** START **

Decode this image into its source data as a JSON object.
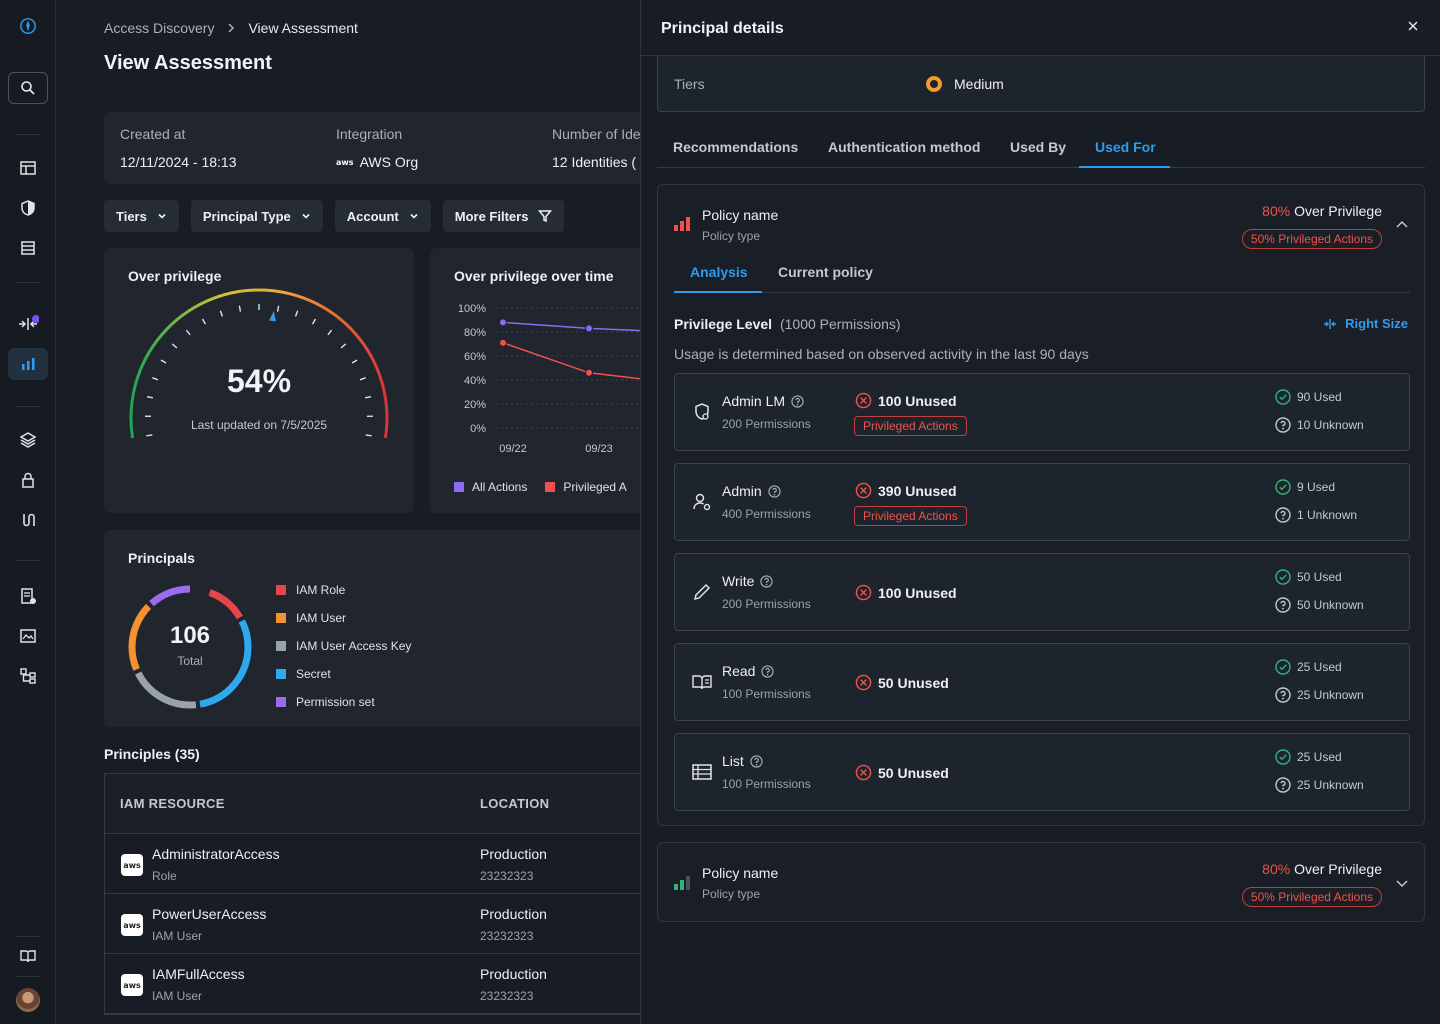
{
  "breadcrumb": {
    "parent": "Access Discovery",
    "current": "View Assessment"
  },
  "page_title": "View Assessment",
  "summary": {
    "created_label": "Created at",
    "created_value": "12/11/2024 - 18:13",
    "integration_label": "Integration",
    "integration_value": "AWS Org",
    "identities_label": "Number of Ide",
    "identities_value": "12 Identities ("
  },
  "filters": [
    "Tiers",
    "Principal Type",
    "Account",
    "More Filters"
  ],
  "over_privilege": {
    "title": "Over privilege",
    "percent": "54%",
    "updated": "Last updated on 7/5/2025",
    "value": 54
  },
  "over_time": {
    "title": "Over privilege over time",
    "legend": [
      "All Actions",
      "Privileged A"
    ],
    "colors": [
      "#8b6cf0",
      "#f0524b"
    ]
  },
  "chart_data": {
    "type": "line",
    "x": [
      "09/22",
      "09/23"
    ],
    "yticks": [
      "100%",
      "80%",
      "60%",
      "40%",
      "20%",
      "0%"
    ],
    "ylim": [
      0,
      100
    ],
    "series": [
      {
        "name": "All Actions",
        "values": [
          88,
          83
        ]
      },
      {
        "name": "Privileged A",
        "values": [
          71,
          46
        ]
      }
    ]
  },
  "principals": {
    "title": "Principals",
    "total": "106",
    "total_label": "Total",
    "legend": [
      {
        "label": "IAM Role",
        "color": "#e8454a"
      },
      {
        "label": "IAM User",
        "color": "#f5922f"
      },
      {
        "label": "IAM User Access Key",
        "color": "#9aa2ad"
      },
      {
        "label": "Secret",
        "color": "#2fa8f0"
      },
      {
        "label": "Permission set",
        "color": "#9b6cf0"
      }
    ]
  },
  "principles_section": "Principles (35)",
  "table": {
    "headers": [
      "IAM RESOURCE",
      "LOCATION"
    ],
    "rows": [
      {
        "name": "AdministratorAccess",
        "type": "Role",
        "location": "Production",
        "account": "23232323",
        "logo": "aws"
      },
      {
        "name": "PowerUserAccess",
        "type": "IAM User",
        "location": "Production",
        "account": "23232323",
        "logo": "aws"
      },
      {
        "name": "IAMFullAccess",
        "type": "IAM User",
        "location": "Production",
        "account": "23232323",
        "logo": "aws"
      }
    ]
  },
  "drawer": {
    "title": "Principal details",
    "tiers_label": "Tiers",
    "tiers_value": "Medium",
    "tabs": [
      "Recommendations",
      "Authentication method",
      "Used By",
      "Used For"
    ],
    "policy1": {
      "name": "Policy name",
      "type": "Policy type",
      "over_pct": "80%",
      "over_label": "Over Privilege",
      "badge": "50% Privileged Actions",
      "subtabs": [
        "Analysis",
        "Current policy"
      ],
      "priv_level": "Privilege Level",
      "priv_count": "(1000 Permissions)",
      "right_size": "Right Size",
      "usage_note": "Usage is determined based on observed activity in the last 90 days",
      "permissions": [
        {
          "name": "Admin LM",
          "count": "200 Permissions",
          "unused": "100 Unused",
          "badge": "Privileged Actions",
          "used": "90 Used",
          "unknown": "10 Unknown"
        },
        {
          "name": "Admin",
          "count": "400 Permissions",
          "unused": "390 Unused",
          "badge": "Privileged Actions",
          "used": "9 Used",
          "unknown": "1 Unknown"
        },
        {
          "name": "Write",
          "count": "200 Permissions",
          "unused": "100 Unused",
          "badge": "",
          "used": "50 Used",
          "unknown": "50 Unknown"
        },
        {
          "name": "Read",
          "count": "100 Permissions",
          "unused": "50 Unused",
          "badge": "",
          "used": "25 Used",
          "unknown": "25 Unknown"
        },
        {
          "name": "List",
          "count": "100 Permissions",
          "unused": "50 Unused",
          "badge": "",
          "used": "25 Used",
          "unknown": "25 Unknown"
        }
      ]
    },
    "policy2": {
      "name": "Policy name",
      "type": "Policy type",
      "over_pct": "80%",
      "over_label": "Over Privilege",
      "badge": "50% Privileged Actions"
    }
  }
}
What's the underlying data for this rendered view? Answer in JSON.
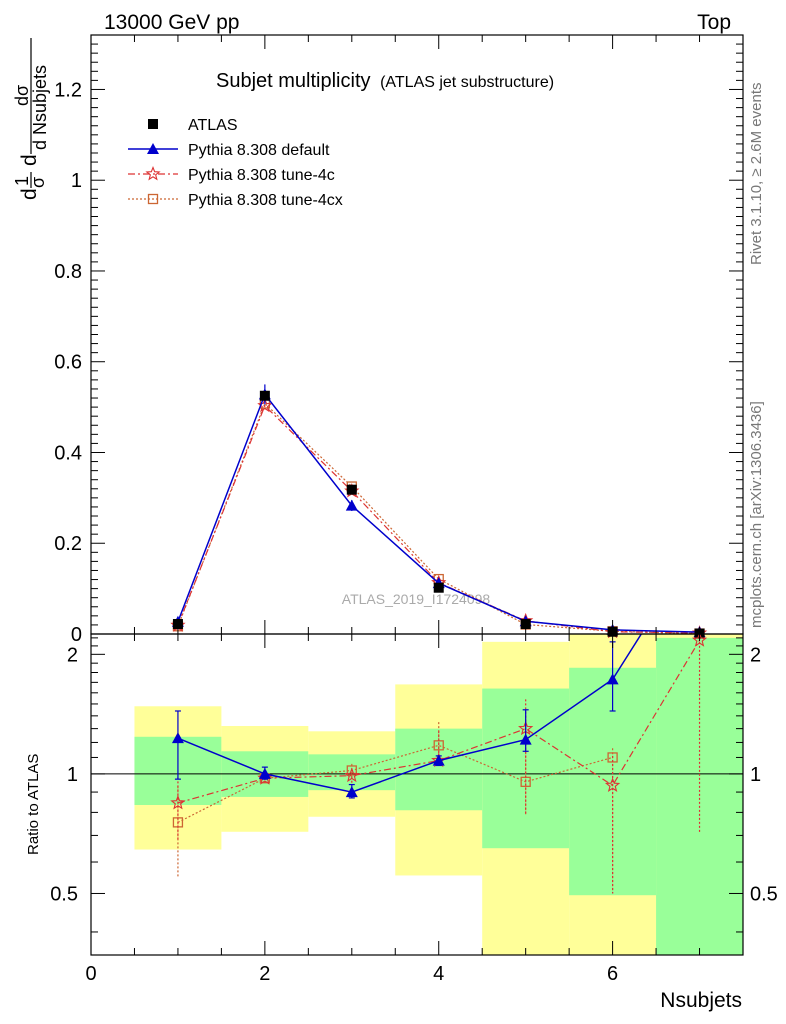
{
  "header": {
    "left": "13000 GeV pp",
    "right": "Top"
  },
  "side_text": {
    "rivet": "Rivet 3.1.10, ≥ 2.6M events",
    "mcplots": "mcplots.cern.ch [arXiv:1306.3436]"
  },
  "title": {
    "main": "Subjet multiplicity",
    "sub": "(ATLAS jet substructure)"
  },
  "watermark": "ATLAS_2019_I1724098",
  "colors": {
    "atlas": "#000000",
    "default": "#0000cc",
    "tune4c": "#dd3333",
    "tune4cx": "#cc6633",
    "band_outer": "#ffff99",
    "band_inner": "#99ff99"
  },
  "chart_data": [
    {
      "type": "line",
      "panel": "main",
      "ylabel_parts": {
        "d": "d",
        "one": "1",
        "sigma": "σ",
        "num": "dσ",
        "den": "d Nsubjets"
      },
      "xlim": [
        0,
        7.5
      ],
      "ylim": [
        0,
        1.32
      ],
      "y_ticks": [
        0,
        0.2,
        0.4,
        0.6,
        0.8,
        1,
        1.2
      ],
      "y_tick_labels": [
        "0",
        "0.2",
        "0.4",
        "0.6",
        "0.8",
        "1",
        "1.2"
      ],
      "legend_position": "top-left",
      "series": [
        {
          "name": "ATLAS",
          "key": "atlas",
          "marker": "square",
          "x": [
            1,
            2,
            3,
            4,
            5,
            6,
            7
          ],
          "y": [
            0.022,
            0.525,
            0.318,
            0.102,
            0.022,
            0.005,
            0.001
          ]
        },
        {
          "name": "Pythia 8.308 default",
          "key": "default",
          "marker": "triangle",
          "x": [
            1,
            2,
            3,
            4,
            5,
            6,
            7
          ],
          "y": [
            0.027,
            0.528,
            0.283,
            0.112,
            0.028,
            0.009,
            0.004
          ],
          "err": [
            0.003,
            0.022,
            0.012,
            0.006,
            0.003,
            0.002,
            0.002
          ]
        },
        {
          "name": "Pythia 8.308 tune-4c",
          "key": "tune4c",
          "marker": "star",
          "x": [
            1,
            2,
            3,
            4,
            5,
            6,
            7
          ],
          "y": [
            0.019,
            0.503,
            0.315,
            0.113,
            0.029,
            0.005,
            0.002
          ]
        },
        {
          "name": "Pythia 8.308 tune-4cx",
          "key": "tune4cx",
          "marker": "open-square",
          "x": [
            1,
            2,
            3,
            4,
            5,
            6,
            7
          ],
          "y": [
            0.017,
            0.508,
            0.325,
            0.121,
            0.021,
            0.006,
            0.001
          ]
        }
      ]
    },
    {
      "type": "line",
      "panel": "ratio",
      "xlabel": "Nsubjets",
      "ylabel": "Ratio to ATLAS",
      "xlim": [
        0,
        7.5
      ],
      "ylim": [
        0.35,
        2.25
      ],
      "x_ticks": [
        0,
        2,
        4,
        6
      ],
      "x_tick_labels": [
        "0",
        "2",
        "4",
        "6"
      ],
      "y_ticks": [
        0.5,
        1,
        2
      ],
      "y_tick_labels": [
        "0.5",
        "1",
        "2"
      ],
      "bands": [
        {
          "x": [
            0.5,
            1.5
          ],
          "outer": [
            0.645,
            1.48
          ],
          "inner": [
            0.835,
            1.24
          ]
        },
        {
          "x": [
            1.5,
            2.5
          ],
          "outer": [
            0.715,
            1.32
          ],
          "inner": [
            0.875,
            1.14
          ]
        },
        {
          "x": [
            2.5,
            3.5
          ],
          "outer": [
            0.78,
            1.28
          ],
          "inner": [
            0.91,
            1.12
          ]
        },
        {
          "x": [
            3.5,
            4.5
          ],
          "outer": [
            0.555,
            1.68
          ],
          "inner": [
            0.81,
            1.3
          ]
        },
        {
          "x": [
            4.5,
            5.5
          ],
          "outer": [
            0.35,
            2.15
          ],
          "inner": [
            0.65,
            1.64
          ]
        },
        {
          "x": [
            5.5,
            6.5
          ],
          "outer": [
            0.35,
            2.25
          ],
          "inner": [
            0.495,
            1.85
          ]
        },
        {
          "x": [
            6.5,
            7.5
          ],
          "outer": [
            0.35,
            2.25
          ],
          "inner": [
            0.35,
            2.2
          ]
        }
      ],
      "series": [
        {
          "name": "Pythia 8.308 default",
          "key": "default",
          "marker": "triangle",
          "x": [
            1,
            2,
            3,
            4,
            5,
            6,
            6.33
          ],
          "y": [
            1.23,
            1.0,
            0.9,
            1.08,
            1.22,
            1.73,
            2.25
          ],
          "err_lo": [
            0.97,
            0.97,
            0.87,
            1.05,
            1.14,
            1.44,
            null
          ],
          "err_hi": [
            1.44,
            1.04,
            0.94,
            1.11,
            1.45,
            2.15,
            null
          ]
        },
        {
          "name": "Pythia 8.308 tune-4c",
          "key": "tune4c",
          "marker": "star",
          "x": [
            1,
            2,
            3,
            4,
            5,
            6,
            7
          ],
          "y": [
            0.845,
            0.975,
            0.99,
            1.08,
            1.3,
            0.935,
            2.17
          ],
          "err_lo": [
            0.68,
            0.95,
            0.95,
            1.04,
            0.79,
            0.5,
            0.71
          ],
          "err_hi": [
            0.98,
            1.0,
            1.03,
            1.28,
            1.54,
            1.11,
            2.2
          ]
        },
        {
          "name": "Pythia 8.308 tune-4cx",
          "key": "tune4cx",
          "marker": "open-square",
          "x": [
            1,
            2,
            3,
            4,
            5,
            6
          ],
          "y": [
            0.755,
            0.975,
            1.02,
            1.18,
            0.955,
            1.1
          ],
          "err_lo": [
            0.55,
            0.95,
            0.98,
            1.1,
            0.79,
            0.5
          ],
          "err_hi": [
            0.93,
            1.0,
            1.06,
            1.35,
            1.43,
            1.16
          ]
        }
      ]
    }
  ]
}
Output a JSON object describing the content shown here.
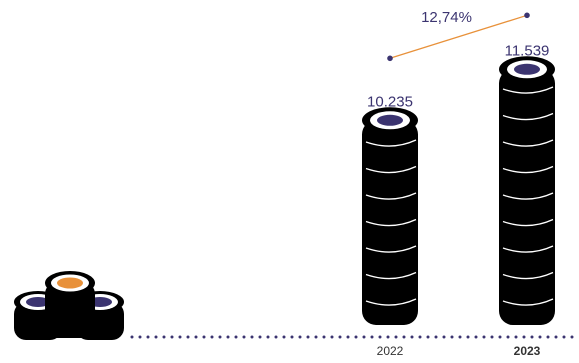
{
  "chart_data": {
    "type": "bar",
    "categories": [
      "2022",
      "2023"
    ],
    "values": [
      10235,
      11539
    ],
    "value_labels": [
      "10.235",
      "11.539"
    ],
    "color": "#000000",
    "ylim": [
      5000,
      12800
    ],
    "growth_label": "12,74%"
  }
}
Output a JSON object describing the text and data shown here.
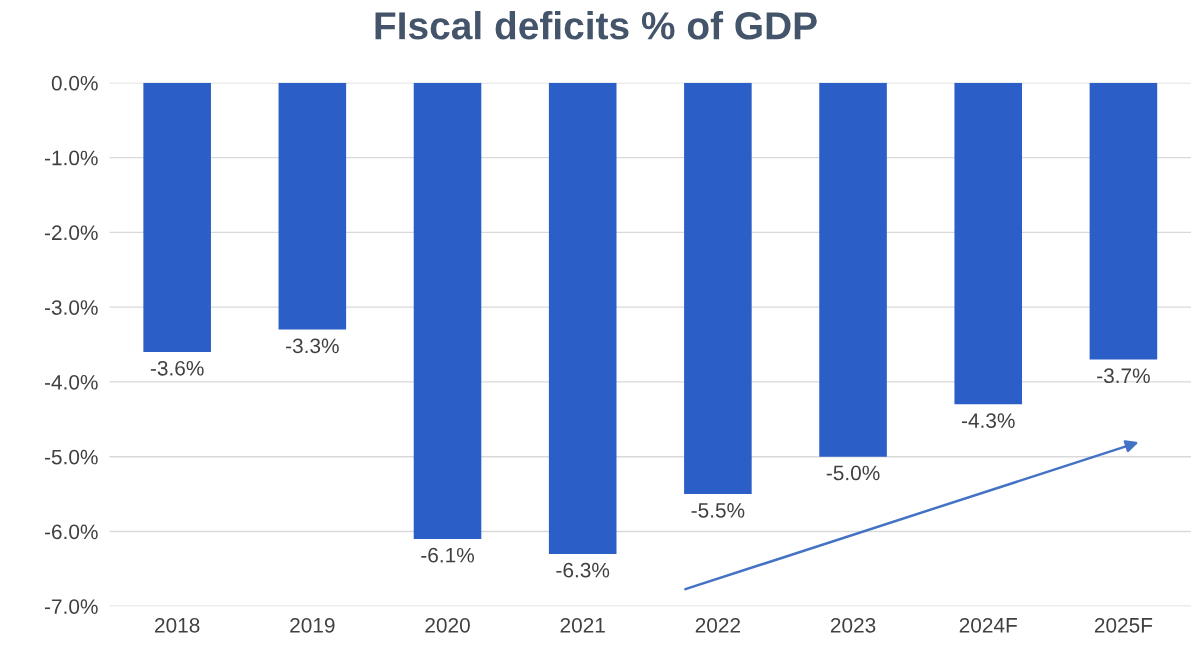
{
  "chart_data": {
    "type": "bar",
    "title": "FIscal deficits % of GDP",
    "categories": [
      "2018",
      "2019",
      "2020",
      "2021",
      "2022",
      "2023",
      "2024F",
      "2025F"
    ],
    "values": [
      -3.6,
      -3.3,
      -6.1,
      -6.3,
      -5.5,
      -5.0,
      -4.3,
      -3.7
    ],
    "value_labels": [
      "-3.6%",
      "-3.3%",
      "-6.1%",
      "-6.3%",
      "-5.5%",
      "-5.0%",
      "-4.3%",
      "-3.7%"
    ],
    "color": "#2b5fc7",
    "ylim": [
      -7,
      0
    ],
    "yticks": [
      {
        "value": 0,
        "label": "0.0%"
      },
      {
        "value": -1,
        "label": "-1.0%"
      },
      {
        "value": -2,
        "label": "-2.0%"
      },
      {
        "value": -3,
        "label": "-3.0%"
      },
      {
        "value": -4,
        "label": "-4.0%"
      },
      {
        "value": -5,
        "label": "-5.0%"
      },
      {
        "value": -6,
        "label": "-6.0%"
      },
      {
        "value": -7,
        "label": "-7.0%"
      }
    ],
    "grid": "y",
    "legend": false
  }
}
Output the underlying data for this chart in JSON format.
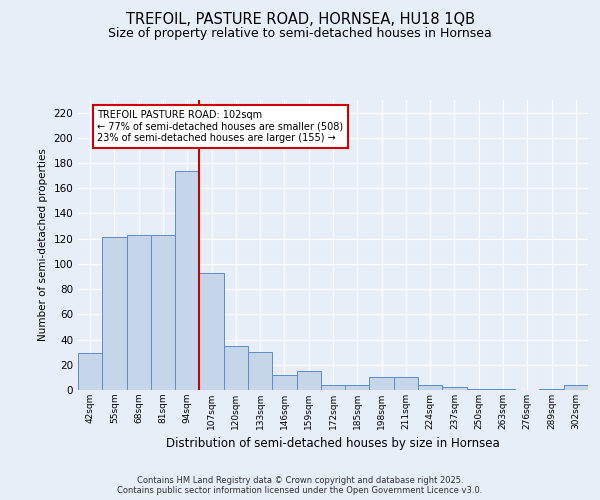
{
  "title": "TREFOIL, PASTURE ROAD, HORNSEA, HU18 1QB",
  "subtitle": "Size of property relative to semi-detached houses in Hornsea",
  "xlabel": "Distribution of semi-detached houses by size in Hornsea",
  "ylabel": "Number of semi-detached properties",
  "categories": [
    "42sqm",
    "55sqm",
    "68sqm",
    "81sqm",
    "94sqm",
    "107sqm",
    "120sqm",
    "133sqm",
    "146sqm",
    "159sqm",
    "172sqm",
    "185sqm",
    "198sqm",
    "211sqm",
    "224sqm",
    "237sqm",
    "250sqm",
    "263sqm",
    "276sqm",
    "289sqm",
    "302sqm"
  ],
  "values": [
    29,
    121,
    123,
    123,
    174,
    93,
    35,
    30,
    12,
    15,
    4,
    4,
    10,
    10,
    4,
    2,
    1,
    1,
    0,
    1,
    4
  ],
  "bar_color": "#c5d6ea",
  "bar_edge_color": "#5b8dc8",
  "vline_color": "#cc0000",
  "annotation_title": "TREFOIL PASTURE ROAD: 102sqm",
  "annotation_line1": "← 77% of semi-detached houses are smaller (508)",
  "annotation_line2": "23% of semi-detached houses are larger (155) →",
  "annotation_box_color": "#cc0000",
  "ylim": [
    0,
    230
  ],
  "yticks": [
    0,
    20,
    40,
    60,
    80,
    100,
    120,
    140,
    160,
    180,
    200,
    220
  ],
  "footnote1": "Contains HM Land Registry data © Crown copyright and database right 2025.",
  "footnote2": "Contains public sector information licensed under the Open Government Licence v3.0.",
  "background_color": "#e8eef8",
  "plot_background": "#e8eef8",
  "grid_color": "#ffffff",
  "title_fontsize": 10.5,
  "subtitle_fontsize": 9
}
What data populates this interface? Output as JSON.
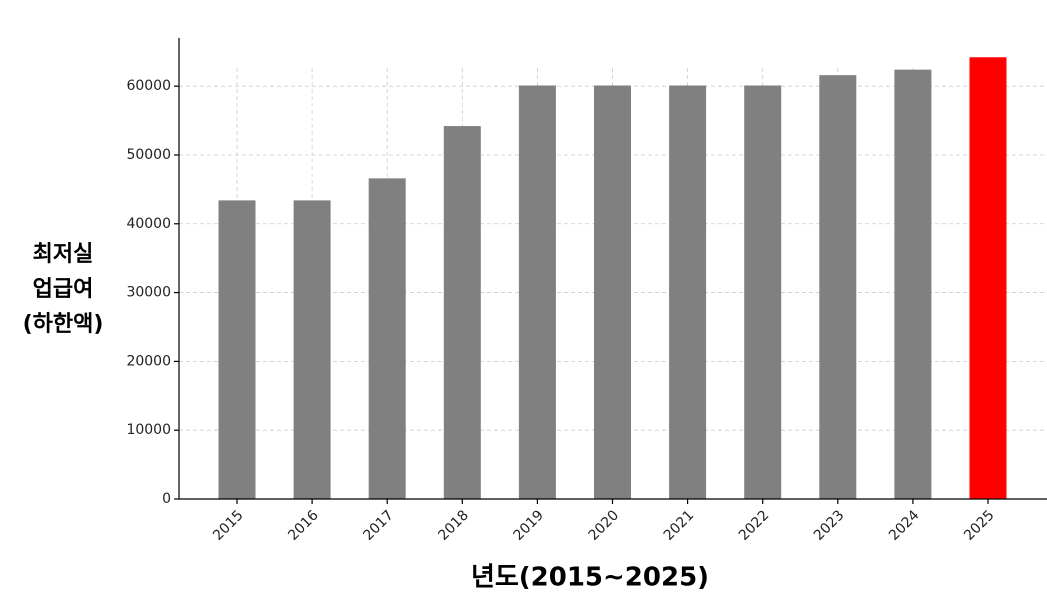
{
  "chart_data": {
    "type": "bar",
    "xlabel": "년도(2015~2025)",
    "ylabel": [
      "최저실",
      "업급여",
      "(하한액)"
    ],
    "categories": [
      "2015",
      "2016",
      "2017",
      "2018",
      "2019",
      "2020",
      "2021",
      "2022",
      "2023",
      "2024",
      "2025"
    ],
    "values": [
      43400,
      43400,
      46600,
      54200,
      60100,
      60100,
      60100,
      60100,
      61600,
      62400,
      64200
    ],
    "colors": [
      "#808080",
      "#808080",
      "#808080",
      "#808080",
      "#808080",
      "#808080",
      "#808080",
      "#808080",
      "#808080",
      "#808080",
      "#ff0000"
    ],
    "ylim": [
      0,
      67000
    ],
    "yticks": [
      0,
      10000,
      20000,
      30000,
      40000,
      50000,
      60000
    ],
    "grid": true
  }
}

** END **

EXERCISE> Find every line in the records that has the string "PASTURE", then state how many there are and nothing else.

COMPLETED EXERCISE> 2